▶ **What you will do**: Every line of the material that follows must be printed again exactly.

━━━ Data supplied

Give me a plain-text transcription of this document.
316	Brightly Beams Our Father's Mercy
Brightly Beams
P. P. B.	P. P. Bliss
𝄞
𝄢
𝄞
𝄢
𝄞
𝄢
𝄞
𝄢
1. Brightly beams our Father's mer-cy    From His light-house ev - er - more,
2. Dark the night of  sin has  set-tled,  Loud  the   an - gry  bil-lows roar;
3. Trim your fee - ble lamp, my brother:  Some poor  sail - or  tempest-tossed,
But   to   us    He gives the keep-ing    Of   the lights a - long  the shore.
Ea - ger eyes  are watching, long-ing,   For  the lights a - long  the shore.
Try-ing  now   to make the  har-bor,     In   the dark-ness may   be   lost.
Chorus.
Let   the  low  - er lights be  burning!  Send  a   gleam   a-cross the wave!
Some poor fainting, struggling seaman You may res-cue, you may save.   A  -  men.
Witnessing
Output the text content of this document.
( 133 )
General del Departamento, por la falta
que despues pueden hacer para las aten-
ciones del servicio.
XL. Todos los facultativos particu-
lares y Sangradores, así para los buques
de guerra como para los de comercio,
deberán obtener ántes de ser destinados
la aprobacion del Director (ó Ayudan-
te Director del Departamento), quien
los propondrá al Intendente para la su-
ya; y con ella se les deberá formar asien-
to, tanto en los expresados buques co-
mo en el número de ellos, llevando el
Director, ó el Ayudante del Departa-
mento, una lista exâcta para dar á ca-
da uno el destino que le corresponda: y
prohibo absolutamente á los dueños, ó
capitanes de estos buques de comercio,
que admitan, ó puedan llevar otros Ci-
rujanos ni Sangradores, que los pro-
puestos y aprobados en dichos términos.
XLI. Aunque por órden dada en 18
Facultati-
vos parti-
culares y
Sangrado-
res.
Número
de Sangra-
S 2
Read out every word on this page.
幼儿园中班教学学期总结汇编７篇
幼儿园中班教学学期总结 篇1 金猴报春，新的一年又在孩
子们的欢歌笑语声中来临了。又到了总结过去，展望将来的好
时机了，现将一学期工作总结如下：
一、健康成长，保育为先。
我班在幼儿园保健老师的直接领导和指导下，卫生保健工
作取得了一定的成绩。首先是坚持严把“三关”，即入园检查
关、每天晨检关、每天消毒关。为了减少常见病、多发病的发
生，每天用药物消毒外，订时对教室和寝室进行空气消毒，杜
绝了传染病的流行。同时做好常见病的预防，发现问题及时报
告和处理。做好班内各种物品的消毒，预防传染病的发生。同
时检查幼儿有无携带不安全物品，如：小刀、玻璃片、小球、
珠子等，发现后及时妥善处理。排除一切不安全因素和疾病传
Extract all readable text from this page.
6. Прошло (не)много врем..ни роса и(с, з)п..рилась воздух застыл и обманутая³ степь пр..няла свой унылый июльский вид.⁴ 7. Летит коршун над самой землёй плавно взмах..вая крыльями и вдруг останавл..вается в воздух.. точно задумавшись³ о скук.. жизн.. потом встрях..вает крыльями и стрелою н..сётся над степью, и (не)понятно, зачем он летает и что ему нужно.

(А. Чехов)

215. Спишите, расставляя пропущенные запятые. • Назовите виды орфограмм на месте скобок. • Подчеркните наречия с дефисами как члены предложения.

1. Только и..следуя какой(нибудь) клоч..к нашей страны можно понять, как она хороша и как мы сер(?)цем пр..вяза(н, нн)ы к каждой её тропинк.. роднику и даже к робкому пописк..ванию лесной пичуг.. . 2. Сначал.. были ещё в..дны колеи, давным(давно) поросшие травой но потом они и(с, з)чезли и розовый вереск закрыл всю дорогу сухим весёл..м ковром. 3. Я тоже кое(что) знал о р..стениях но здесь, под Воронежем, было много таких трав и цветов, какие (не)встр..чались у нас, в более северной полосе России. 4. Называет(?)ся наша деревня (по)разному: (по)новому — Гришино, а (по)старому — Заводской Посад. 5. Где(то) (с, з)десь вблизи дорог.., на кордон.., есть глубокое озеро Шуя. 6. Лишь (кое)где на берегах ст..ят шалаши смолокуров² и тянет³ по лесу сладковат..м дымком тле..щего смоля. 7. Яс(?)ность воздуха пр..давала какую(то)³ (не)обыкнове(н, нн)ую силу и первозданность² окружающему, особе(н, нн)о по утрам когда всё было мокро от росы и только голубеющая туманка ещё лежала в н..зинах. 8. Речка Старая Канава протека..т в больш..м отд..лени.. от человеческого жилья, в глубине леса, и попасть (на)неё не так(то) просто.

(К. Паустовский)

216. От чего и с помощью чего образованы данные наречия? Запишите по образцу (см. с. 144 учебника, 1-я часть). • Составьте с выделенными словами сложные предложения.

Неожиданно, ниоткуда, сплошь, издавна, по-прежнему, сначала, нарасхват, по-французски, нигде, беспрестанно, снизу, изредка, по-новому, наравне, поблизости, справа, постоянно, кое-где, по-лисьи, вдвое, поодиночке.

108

━━━━━━

▶ **Solution for this task**:
Give me a plain-text transcription of this document.
316	Brightly Beams Our Father's Mercy
Brightly Beams
P. P. B.	P. P. Bliss
𝄞
𝄢
𝄞
𝄢
𝄞
𝄢
𝄞
𝄢
1. Brightly beams our Father's mer-cy    From His light-house ev - er - more,
2. Dark the night of  sin has  set-tled,  Loud  the   an - gry  bil-lows roar;
3. Trim your fee - ble lamp, my brother:  Some poor  sail - or  tempest-tossed,
But   to   us    He gives the keep-ing    Of   the lights a - long  the shore.
Ea - ger eyes  are watching, long-ing,   For  the lights a - long  the shore.
Try-ing  now   to make the  har-bor,     In   the dark-ness may   be   lost.
Chorus.
Let   the  low  - er lights be  burning!  Send  a   gleam   a-cross the wave!
Some poor fainting, struggling seaman You may res-cue, you may save.   A  -  men.
Witnessing
Output the text content of this document.
( 133 )
General del Departamento, por la falta
que despues pueden hacer para las aten-
ciones del servicio.
XL. Todos los facultativos particu-
lares y Sangradores, así para los buques
de guerra como para los de comercio,
deberán obtener ántes de ser destinados
la aprobacion del Director (ó Ayudan-
te Director del Departamento), quien
los propondrá al Intendente para la su-
ya; y con ella se les deberá formar asien-
to, tanto en los expresados buques co-
mo en el número de ellos, llevando el
Director, ó el Ayudante del Departa-
mento, una lista exâcta para dar á ca-
da uno el destino que le corresponda: y
prohibo absolutamente á los dueños, ó
capitanes de estos buques de comercio,
que admitan, ó puedan llevar otros Ci-
rujanos ni Sangradores, que los pro-
puestos y aprobados en dichos términos.
XLI. Aunque por órden dada en 18
Facultati-
vos parti-
culares y
Sangrado-
res.
Número
de Sangra-
S 2
Read out every word on this page.
幼儿园中班教学学期总结汇编７篇
幼儿园中班教学学期总结 篇1 金猴报春，新的一年又在孩
子们的欢歌笑语声中来临了。又到了总结过去，展望将来的好
时机了，现将一学期工作总结如下：
一、健康成长，保育为先。
我班在幼儿园保健老师的直接领导和指导下，卫生保健工
作取得了一定的成绩。首先是坚持严把“三关”，即入园检查
关、每天晨检关、每天消毒关。为了减少常见病、多发病的发
生，每天用药物消毒外，订时对教室和寝室进行空气消毒，杜
绝了传染病的流行。同时做好常见病的预防，发现问题及时报
告和处理。做好班内各种物品的消毒，预防传染病的发生。同
时检查幼儿有无携带不安全物品，如：小刀、玻璃片、小球、
珠子等，发现后及时妥善处理。排除一切不安全因素和疾病传
Extract all readable text from this page.
6. Прошло (не)много врем..ни роса и(с, з)п..рилась воздух застыл и обманутая³ степь пр..няла свой унылый июльский вид.⁴ 7. Летит коршун над самой землёй плавно взмах..вая крыльями и вдруг останавл..вается в воздух.. точно задумавшись³ о скук.. жизн.. потом встрях..вает крыльями и стрелою н..сётся над степью, и (не)понятно, зачем он летает и что ему нужно.

(А. Чехов)

215. Спишите, расставляя пропущенные запятые. • Назовите виды орфограмм на месте скобок. • Подчеркните наречия с дефисами как члены предложения.

1. Только и..следуя какой(нибудь) клоч..к нашей страны можно понять, как она хороша и как мы сер(?)цем пр..вяза(н, нн)ы к каждой её тропинк.. роднику и даже к робкому пописк..ванию лесной пичуг.. . 2. Сначал.. были ещё в..дны колеи, давным(давно) поросшие травой но потом они и(с, з)чезли и розовый вереск закрыл всю дорогу сухим весёл..м ковром. 3. Я тоже кое(что) знал о р..стениях но здесь, под Воронежем, было много таких трав и цветов, какие (не)встр..чались у нас, в более северной полосе России. 4. Называет(?)ся наша деревня (по)разному: (по)новому — Гришино, а (по)старому — Заводской Посад. 5. Где(то) (с, з)десь вблизи дорог.., на кордон.., есть глубокое озеро Шуя. 6. Лишь (кое)где на берегах ст..ят шалаши смолокуров² и тянет³ по лесу сладковат..м дымком тле..щего смоля. 7. Яс(?)ность воздуха пр..давала какую(то)³ (не)обыкнове(н, нн)ую силу и первозданность² окружающему, особе(н, нн)о по утрам когда всё было мокро от росы и только голубеющая туманка ещё лежала в н..зинах. 8. Речка Старая Канава протека..т в больш..м отд..лени.. от человеческого жилья, в глубине леса, и попасть (на)неё не так(то) просто.

(К. Паустовский)

216. От чего и с помощью чего образованы данные наречия? Запишите по образцу (см. с. 144 учебника, 1-я часть). • Составьте с выделенными словами сложные предложения.

Неожиданно, ниоткуда, сплошь, издавна, по-прежнему, сначала, нарасхват, по-французски, нигде, беспрестанно, снизу, изредка, по-новому, наравне, поблизости, справа, постоянно, кое-где, по-лисьи, вдвое, поодиночке.

108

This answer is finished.